Selected excerpt
+++

Federal employees will have a rare opportunity starting Thursday to join or to increase existing coverage in the government-sponsored life insurance program without restrictions.
The open season in the Federal Employees’ Group Life Insurance program, which will continue through September, will not apply to retirees, however.
About 2.4 million federal employees, including employees of the semi-independent U.S. Postal Service, are enrolled in the program, about 89 percent of those eligible, according to the Office of Personnel Management, which administers a contract with the MetLife insurance company to run the program.
FEGLI is term-type insurance that offers “basic” coverage equal to an employee’s salary rounded to the next $1,000 plus $2,000; an option for $10,000 in additional coverage; an option for up to five times the employee’s salary rounded to the next $1,000; and optional coverage of up to $25,000 on a spouse and up to $12,500 0n each dependent child under age 22.
Premiums for each type of insurance vary by age. Enrollees pay the full cost except that most employing agencies pay two-thirds of the cost of basic insurance; the USPS pays the full cost of that coverage for its employees.
Due to claims patterns, some premium rates increased and some others decreased effective in January.

+++

Records

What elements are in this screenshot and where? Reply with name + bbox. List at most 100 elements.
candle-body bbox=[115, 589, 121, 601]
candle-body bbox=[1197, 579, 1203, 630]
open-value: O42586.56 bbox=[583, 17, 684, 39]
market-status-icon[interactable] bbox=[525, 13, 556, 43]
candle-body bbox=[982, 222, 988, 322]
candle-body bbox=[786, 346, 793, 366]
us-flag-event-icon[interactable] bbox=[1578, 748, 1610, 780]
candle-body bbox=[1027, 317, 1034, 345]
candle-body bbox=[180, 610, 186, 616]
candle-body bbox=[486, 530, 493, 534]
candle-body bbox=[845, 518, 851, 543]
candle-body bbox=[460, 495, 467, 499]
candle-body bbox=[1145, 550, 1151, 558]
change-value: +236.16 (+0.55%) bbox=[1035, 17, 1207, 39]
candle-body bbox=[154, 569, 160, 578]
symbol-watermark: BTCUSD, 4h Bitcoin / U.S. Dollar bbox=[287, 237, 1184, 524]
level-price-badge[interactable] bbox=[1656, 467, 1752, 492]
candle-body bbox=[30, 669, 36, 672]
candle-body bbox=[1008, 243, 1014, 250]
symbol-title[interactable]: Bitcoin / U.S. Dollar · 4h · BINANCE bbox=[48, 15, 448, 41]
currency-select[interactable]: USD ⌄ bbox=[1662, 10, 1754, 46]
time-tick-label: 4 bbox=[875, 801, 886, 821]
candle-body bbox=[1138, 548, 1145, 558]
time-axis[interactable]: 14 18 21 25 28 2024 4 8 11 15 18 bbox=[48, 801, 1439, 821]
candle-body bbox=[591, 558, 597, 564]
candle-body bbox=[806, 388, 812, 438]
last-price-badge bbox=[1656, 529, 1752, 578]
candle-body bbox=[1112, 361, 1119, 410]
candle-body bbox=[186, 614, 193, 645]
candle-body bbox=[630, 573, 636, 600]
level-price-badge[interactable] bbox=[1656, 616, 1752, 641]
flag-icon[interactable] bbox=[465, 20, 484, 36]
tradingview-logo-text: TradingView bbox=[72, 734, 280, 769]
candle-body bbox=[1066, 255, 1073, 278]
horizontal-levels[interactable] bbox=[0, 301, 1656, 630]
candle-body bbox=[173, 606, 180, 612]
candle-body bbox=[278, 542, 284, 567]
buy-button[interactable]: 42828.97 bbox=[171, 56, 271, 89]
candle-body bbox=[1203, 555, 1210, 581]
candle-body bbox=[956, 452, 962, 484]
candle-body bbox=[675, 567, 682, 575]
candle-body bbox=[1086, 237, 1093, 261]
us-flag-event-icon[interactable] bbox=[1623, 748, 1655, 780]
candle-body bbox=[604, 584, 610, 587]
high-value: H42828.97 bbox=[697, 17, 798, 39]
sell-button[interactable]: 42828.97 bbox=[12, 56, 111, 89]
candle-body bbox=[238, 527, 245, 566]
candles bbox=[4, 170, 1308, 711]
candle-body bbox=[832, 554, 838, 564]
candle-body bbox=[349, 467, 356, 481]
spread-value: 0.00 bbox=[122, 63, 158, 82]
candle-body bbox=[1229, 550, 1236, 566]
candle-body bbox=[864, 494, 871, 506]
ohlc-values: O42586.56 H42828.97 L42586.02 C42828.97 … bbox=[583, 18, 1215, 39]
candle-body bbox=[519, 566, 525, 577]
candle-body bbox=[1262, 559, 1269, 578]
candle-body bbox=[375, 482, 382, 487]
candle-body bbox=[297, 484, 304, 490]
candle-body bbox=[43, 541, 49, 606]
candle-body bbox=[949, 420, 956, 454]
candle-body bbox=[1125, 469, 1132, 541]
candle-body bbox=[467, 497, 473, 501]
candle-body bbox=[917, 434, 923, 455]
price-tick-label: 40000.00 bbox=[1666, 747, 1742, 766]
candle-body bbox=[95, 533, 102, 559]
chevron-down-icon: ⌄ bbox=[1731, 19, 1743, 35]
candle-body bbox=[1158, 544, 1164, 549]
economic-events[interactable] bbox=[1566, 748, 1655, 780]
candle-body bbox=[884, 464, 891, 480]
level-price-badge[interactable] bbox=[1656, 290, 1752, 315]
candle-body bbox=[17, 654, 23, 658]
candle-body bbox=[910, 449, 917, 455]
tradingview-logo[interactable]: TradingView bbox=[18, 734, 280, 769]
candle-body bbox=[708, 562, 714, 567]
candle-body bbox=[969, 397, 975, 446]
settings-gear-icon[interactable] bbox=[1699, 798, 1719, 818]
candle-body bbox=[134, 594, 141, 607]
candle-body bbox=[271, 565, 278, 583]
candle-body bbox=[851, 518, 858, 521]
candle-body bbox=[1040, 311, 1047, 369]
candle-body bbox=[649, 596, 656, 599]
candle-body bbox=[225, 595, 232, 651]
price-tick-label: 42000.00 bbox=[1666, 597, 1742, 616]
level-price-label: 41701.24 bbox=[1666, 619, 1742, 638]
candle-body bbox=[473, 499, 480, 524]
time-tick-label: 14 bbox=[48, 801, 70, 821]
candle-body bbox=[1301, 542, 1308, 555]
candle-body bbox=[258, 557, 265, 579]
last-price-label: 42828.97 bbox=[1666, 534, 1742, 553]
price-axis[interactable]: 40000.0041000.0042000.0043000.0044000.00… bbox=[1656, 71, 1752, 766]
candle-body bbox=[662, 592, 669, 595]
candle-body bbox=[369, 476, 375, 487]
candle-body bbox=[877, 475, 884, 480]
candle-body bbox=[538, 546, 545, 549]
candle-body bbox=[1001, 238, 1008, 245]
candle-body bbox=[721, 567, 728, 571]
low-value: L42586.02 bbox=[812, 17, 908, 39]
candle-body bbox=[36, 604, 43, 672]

+++

Goal of the exercise
Copy out the full article on the federal employees' life insurance open season word for word.

Finished exercise
Federal employees will have a rare opportunity starting Thursday to join or to increase existing coverage in the government-sponsored life insurance program without restrictions.
The open season in the Federal Employees’ Group Life Insurance program, which will continue through September, will not apply to retirees, however.
About 2.4 million federal employees, including employees of the semi-independent U.S. Postal Service, are enrolled in the program, about 89 percent of those eligible, according to the Office of Personnel Management, which administers a contract with the MetLife insurance company to run the program.
FEGLI is term-type insurance that offers “basic” coverage equal to an employee’s salary rounded to the next $1,000 plus $2,000; an option for $10,000 in additional coverage; an option for up to five times the employee’s salary rounded to the next $1,000; and optional coverage of up to $25,000 on a spouse and up to $12,500 0n each dependent child under age 22.
Premiums for each type of insurance vary by age. Enrollees pay the full cost except that most employing agencies pay two-thirds of the cost of basic insurance; the USPS pays the full cost of that coverage for its employees.
Due to claims patterns, some premium rates increased and some others decreased effective in January.